◆ **Work to complete**: Every line below that mentions the word "desirable" should be copied out.

◆ **Given information**:
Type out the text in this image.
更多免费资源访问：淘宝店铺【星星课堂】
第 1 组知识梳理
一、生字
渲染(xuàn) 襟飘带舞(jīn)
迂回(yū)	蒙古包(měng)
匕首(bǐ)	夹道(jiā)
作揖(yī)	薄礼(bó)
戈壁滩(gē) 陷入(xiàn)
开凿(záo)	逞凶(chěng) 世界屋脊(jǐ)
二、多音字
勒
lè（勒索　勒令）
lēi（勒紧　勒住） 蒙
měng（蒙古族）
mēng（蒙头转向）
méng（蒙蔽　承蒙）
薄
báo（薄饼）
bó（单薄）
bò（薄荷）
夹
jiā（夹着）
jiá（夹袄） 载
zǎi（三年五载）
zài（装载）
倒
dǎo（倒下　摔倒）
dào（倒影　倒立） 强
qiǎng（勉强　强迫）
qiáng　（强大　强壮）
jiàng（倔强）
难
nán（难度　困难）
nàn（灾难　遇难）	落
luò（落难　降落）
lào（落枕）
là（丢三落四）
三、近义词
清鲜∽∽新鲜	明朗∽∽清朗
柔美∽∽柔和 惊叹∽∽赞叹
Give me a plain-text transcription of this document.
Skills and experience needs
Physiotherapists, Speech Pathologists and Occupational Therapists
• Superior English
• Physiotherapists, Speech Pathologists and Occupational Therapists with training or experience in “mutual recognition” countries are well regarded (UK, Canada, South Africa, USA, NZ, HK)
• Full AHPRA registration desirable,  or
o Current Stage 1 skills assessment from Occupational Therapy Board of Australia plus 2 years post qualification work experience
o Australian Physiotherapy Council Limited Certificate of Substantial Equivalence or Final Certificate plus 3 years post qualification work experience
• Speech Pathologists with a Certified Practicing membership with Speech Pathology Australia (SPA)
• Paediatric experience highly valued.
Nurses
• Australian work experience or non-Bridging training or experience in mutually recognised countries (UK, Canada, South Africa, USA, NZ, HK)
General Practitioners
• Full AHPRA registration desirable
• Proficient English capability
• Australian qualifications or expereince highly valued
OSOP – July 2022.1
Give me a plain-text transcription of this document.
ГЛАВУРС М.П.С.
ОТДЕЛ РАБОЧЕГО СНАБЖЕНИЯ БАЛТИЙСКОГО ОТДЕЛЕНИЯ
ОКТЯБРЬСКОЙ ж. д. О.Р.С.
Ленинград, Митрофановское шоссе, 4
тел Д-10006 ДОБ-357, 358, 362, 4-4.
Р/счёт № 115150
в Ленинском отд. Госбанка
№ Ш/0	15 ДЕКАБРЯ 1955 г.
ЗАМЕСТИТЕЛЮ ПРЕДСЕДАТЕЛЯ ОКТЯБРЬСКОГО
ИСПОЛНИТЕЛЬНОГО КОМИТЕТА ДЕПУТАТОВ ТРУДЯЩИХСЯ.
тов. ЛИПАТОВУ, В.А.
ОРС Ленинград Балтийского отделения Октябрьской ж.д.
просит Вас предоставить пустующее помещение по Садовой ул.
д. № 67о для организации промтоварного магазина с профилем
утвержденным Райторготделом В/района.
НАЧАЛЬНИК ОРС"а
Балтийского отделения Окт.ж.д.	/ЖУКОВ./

◆ **Task solution**:
• Full AHPRA registration desirable,  or
• Full AHPRA registration desirable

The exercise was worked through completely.